__Work to complete__. Work out the number of lines containing "State". Answer with nothing but that number.

__Supplied records__.
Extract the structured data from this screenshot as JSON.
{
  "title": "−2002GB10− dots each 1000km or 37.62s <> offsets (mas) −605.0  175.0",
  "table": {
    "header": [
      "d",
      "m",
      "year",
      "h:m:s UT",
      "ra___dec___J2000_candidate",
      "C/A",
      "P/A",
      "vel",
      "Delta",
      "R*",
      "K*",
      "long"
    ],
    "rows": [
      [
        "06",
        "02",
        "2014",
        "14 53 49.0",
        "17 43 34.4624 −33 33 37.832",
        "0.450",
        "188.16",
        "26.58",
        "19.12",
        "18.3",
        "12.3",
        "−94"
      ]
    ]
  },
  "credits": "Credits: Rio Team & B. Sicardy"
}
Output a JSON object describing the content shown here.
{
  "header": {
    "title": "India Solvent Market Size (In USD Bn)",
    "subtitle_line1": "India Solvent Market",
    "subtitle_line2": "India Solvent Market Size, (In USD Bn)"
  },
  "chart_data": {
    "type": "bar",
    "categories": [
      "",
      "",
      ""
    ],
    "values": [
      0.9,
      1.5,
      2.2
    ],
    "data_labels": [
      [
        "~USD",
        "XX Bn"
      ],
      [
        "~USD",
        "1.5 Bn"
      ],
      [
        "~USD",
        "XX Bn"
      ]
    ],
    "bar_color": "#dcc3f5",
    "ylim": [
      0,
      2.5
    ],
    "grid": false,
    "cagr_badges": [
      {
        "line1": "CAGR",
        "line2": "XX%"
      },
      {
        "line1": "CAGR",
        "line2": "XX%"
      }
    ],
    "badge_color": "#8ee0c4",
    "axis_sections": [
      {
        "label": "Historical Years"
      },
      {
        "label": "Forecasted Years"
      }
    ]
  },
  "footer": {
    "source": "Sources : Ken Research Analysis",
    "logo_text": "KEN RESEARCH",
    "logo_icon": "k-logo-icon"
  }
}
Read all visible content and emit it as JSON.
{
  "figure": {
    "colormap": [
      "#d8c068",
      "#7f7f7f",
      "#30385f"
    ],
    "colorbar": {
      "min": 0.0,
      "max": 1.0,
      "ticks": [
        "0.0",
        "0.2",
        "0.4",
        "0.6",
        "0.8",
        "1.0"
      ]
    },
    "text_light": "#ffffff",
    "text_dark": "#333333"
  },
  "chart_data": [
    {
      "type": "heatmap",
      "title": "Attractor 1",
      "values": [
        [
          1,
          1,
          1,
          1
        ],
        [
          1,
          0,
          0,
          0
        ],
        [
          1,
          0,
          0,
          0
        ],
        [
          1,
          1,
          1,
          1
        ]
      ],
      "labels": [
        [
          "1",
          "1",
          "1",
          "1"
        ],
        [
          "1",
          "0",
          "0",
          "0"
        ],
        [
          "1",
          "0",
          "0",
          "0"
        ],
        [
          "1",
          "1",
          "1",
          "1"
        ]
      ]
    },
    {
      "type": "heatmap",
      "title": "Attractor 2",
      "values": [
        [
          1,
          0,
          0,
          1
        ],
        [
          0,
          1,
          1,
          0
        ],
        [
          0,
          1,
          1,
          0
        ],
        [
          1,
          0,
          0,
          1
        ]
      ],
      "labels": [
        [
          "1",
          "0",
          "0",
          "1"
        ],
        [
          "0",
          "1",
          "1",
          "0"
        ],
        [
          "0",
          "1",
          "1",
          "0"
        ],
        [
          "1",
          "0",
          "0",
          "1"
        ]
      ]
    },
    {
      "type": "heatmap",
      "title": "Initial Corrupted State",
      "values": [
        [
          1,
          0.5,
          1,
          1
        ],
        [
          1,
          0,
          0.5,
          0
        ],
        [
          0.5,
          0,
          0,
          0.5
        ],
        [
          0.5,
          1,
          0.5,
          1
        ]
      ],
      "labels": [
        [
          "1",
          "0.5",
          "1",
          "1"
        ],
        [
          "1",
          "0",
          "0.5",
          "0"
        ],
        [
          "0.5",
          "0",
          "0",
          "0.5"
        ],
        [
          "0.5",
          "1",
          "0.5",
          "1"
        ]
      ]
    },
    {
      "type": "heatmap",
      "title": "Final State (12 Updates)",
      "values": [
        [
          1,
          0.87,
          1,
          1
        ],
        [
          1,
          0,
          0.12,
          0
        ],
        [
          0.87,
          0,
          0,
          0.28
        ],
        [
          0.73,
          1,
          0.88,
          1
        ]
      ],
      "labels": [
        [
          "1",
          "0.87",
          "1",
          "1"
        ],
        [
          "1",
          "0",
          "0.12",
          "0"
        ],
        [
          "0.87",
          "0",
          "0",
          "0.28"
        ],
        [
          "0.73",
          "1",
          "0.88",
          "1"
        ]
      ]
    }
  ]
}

__Right answer__. 2